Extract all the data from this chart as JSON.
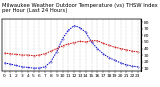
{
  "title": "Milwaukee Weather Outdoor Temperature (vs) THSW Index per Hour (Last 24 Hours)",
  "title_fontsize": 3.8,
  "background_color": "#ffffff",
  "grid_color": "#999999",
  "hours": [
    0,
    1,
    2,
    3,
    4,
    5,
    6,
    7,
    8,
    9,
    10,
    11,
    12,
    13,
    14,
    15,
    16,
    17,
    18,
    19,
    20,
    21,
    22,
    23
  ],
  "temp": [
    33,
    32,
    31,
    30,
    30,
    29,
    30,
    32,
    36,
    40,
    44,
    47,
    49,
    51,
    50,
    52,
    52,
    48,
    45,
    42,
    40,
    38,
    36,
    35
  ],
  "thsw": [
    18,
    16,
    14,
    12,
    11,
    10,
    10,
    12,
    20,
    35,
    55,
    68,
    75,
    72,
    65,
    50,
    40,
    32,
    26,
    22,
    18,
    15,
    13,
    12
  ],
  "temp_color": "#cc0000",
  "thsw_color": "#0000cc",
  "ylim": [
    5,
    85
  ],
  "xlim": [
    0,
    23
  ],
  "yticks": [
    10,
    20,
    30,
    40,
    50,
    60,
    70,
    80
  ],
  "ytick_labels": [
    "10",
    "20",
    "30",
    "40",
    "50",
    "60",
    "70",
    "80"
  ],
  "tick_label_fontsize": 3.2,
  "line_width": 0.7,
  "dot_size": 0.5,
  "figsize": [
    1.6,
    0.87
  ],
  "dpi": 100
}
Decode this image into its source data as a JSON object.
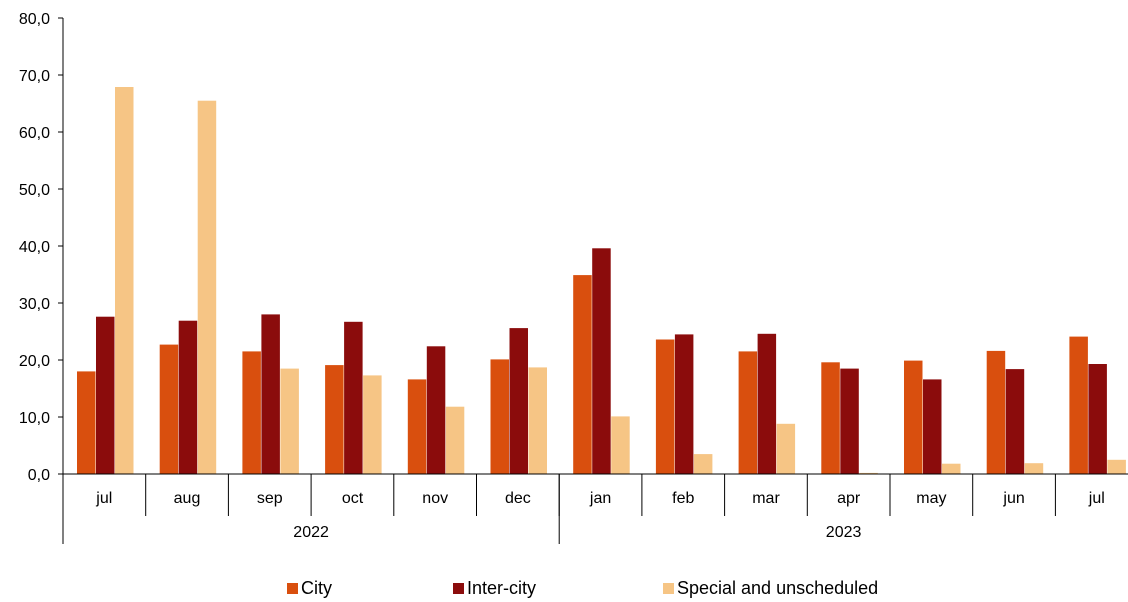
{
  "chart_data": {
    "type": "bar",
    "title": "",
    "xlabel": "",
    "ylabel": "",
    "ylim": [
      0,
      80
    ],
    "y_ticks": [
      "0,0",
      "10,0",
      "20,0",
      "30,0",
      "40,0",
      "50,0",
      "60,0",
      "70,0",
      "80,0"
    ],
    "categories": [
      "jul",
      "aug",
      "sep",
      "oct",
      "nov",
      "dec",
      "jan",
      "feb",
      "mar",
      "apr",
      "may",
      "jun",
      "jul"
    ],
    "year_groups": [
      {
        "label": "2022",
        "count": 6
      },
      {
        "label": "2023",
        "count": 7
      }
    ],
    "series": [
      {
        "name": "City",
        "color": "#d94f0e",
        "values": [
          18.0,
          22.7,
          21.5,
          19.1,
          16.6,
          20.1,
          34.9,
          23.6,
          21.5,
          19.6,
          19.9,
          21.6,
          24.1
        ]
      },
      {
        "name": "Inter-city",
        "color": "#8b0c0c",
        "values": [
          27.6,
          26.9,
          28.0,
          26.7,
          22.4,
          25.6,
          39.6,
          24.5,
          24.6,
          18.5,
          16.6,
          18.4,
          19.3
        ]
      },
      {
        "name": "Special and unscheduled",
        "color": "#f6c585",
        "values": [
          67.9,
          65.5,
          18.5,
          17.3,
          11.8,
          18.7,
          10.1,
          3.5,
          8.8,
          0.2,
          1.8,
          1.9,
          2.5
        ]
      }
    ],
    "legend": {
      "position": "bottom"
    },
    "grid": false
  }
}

━━━━━━━━

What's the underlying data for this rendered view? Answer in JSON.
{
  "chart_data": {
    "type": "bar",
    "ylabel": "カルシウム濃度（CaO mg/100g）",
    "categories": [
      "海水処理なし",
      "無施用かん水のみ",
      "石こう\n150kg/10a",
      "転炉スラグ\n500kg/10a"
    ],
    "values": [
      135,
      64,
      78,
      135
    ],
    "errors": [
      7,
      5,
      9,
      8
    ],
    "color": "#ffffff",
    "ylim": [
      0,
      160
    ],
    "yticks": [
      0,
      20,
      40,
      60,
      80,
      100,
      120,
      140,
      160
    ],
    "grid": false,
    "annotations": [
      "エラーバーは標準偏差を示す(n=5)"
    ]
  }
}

━━━━━━━━

• **Problem to solve**: Count every line bearing the word "ffffff"; report the total only.

• **Task response**: 2